Does Sleep Bruxism Contribute to Headache-Related Disability After Mild Traumatic Brain Injury? A Case-Control Study

Yoshitaka Suzuki, DDS, PhD/Caroline Arbour, RN, PhD/Samar Khoury, PhD/Jean-François Giguère, PhD, MD/Ronald Denis, MD/Louis De Beaumont, PhD/Gilles J. Lavigne, DMD, PhD

PMID: 28973052
DOI: 10.11607/ofph.1878

Aims: To explore whether traumatic brain injury (TBI) patients have a higher prevalence of sleep bruxism (SB) and a higher level of orofacial muscle activity than healthy controls and whether orofacial muscle activity in the context of mild TBI (mTBI) increases the risk for headache disability. Methods: Sleep laboratory recordings of 24 mTBI patients (15 males, 9 females; mean age ± standard deviation [SD]: 38 ± 11 years) and 20 healthy controls (8 males, 12 females; 31 ± 9 years) were analyzed. The primary variables included degree of headache disability, rhythmic masticatory muscle activity (RMMA) index (as a biomarker of SB), and masseter and mentalis muscle activity during quiet sleep periods. Results: A significantly higher prevalence of moderate to severe headache disability was observed in mTBI patients than in controls (50% vs 5%; P = .001). Although 50% and 25% of mTBI patients had a respective RMMA index of ≥ 2 episodes/hour and ≥ 4 episodes/hour, they did not present more evidence of SB than controls. No between-group differences were found in the amplitude of RMMA or muscle tone. Logistic regression analyses suggested that while mTBI is a strong predictor of moderate to severe headache disability, RMMA frequency is a modest but significant mediator of moderate to severe headache disability in both groups (odds ratios = 21 and 2, respectively). Conclusion: Clinicians caring for mTBI patients with poorly controlled headaches should screen for SB, as it may contribute to their condition.

MATERIAL SHOWN:

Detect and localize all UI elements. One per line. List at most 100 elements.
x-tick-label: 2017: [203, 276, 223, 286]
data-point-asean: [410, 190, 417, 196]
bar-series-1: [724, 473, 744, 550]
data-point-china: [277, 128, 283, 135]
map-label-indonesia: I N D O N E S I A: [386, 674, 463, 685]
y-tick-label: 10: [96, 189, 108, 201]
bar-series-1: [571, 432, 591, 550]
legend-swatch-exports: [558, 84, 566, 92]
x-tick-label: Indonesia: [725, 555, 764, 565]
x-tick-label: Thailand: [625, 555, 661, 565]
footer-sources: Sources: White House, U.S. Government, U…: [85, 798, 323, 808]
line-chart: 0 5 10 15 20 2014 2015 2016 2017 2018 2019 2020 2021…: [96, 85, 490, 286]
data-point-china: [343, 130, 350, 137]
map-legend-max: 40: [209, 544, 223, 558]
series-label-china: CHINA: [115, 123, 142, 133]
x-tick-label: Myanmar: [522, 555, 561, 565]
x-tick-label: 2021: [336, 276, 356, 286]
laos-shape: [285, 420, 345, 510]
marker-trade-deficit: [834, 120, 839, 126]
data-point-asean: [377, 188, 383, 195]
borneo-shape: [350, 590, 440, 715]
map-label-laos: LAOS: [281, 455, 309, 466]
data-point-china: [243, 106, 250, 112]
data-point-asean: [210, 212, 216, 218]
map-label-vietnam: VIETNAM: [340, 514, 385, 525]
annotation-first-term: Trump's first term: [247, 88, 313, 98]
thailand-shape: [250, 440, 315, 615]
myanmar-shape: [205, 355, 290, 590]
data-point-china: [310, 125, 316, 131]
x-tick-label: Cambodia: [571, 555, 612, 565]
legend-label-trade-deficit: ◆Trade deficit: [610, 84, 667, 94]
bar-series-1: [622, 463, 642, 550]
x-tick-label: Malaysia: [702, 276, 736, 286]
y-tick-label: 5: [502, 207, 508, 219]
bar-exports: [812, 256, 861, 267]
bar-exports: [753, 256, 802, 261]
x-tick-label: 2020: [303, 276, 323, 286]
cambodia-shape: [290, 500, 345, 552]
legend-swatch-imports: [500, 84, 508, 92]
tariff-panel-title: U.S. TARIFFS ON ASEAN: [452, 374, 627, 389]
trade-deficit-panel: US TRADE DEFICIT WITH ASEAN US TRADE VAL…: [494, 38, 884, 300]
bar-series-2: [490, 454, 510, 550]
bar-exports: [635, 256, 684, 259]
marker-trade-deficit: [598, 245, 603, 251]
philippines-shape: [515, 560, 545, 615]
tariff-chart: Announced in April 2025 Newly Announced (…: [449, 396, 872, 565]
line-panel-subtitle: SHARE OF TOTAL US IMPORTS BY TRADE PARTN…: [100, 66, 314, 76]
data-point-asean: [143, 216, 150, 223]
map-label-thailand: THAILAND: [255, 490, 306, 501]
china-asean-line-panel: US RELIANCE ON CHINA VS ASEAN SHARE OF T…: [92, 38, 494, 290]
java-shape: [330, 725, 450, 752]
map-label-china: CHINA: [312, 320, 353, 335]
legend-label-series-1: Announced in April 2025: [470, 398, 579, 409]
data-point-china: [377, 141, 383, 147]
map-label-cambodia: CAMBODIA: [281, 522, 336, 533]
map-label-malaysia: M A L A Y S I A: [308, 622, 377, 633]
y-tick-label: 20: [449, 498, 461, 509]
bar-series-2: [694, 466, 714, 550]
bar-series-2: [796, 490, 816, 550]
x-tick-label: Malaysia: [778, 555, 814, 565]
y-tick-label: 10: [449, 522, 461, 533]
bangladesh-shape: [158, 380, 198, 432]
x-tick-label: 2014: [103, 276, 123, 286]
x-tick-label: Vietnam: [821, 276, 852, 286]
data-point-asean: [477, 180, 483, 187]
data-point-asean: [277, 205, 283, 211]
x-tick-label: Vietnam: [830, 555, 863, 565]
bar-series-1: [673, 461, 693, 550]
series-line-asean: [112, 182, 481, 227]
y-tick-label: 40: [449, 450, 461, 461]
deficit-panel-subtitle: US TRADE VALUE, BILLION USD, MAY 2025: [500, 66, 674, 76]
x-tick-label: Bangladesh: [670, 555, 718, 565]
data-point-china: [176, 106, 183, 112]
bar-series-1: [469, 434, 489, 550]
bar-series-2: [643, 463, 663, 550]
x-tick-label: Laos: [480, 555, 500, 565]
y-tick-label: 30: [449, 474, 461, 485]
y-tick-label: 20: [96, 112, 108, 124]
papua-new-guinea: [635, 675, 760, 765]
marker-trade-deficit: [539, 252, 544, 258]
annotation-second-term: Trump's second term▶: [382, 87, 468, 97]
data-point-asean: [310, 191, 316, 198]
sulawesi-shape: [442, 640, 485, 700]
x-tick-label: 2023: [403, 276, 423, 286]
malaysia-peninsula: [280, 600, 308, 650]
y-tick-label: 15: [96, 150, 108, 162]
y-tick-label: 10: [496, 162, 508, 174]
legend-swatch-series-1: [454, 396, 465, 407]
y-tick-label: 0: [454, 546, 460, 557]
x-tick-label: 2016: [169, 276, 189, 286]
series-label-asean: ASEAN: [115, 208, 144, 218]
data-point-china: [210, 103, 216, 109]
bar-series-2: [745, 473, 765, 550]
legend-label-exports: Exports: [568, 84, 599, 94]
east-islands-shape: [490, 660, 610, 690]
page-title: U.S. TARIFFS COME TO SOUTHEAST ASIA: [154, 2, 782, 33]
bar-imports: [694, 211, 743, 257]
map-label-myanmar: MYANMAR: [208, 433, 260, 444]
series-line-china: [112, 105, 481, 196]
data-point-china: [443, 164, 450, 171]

PARTS OF THE EXERCISE:
- 1) Please list the seven authors named in the sleep bruxism study, without their degrees.
- 2) In the sleep bruxism study, what share of mTBI patients had moderate to severe headache disability?

LIST OF SOLUTIONS:
- 1)
Yoshitaka Suzuki
Caroline Arbour
Samar Khoury
Jean-François Giguère
Ronald Denis
Louis De Beaumont
Gilles J. Lavigne

- 2) 50% of the mTBI patients, compared with 5% of controls.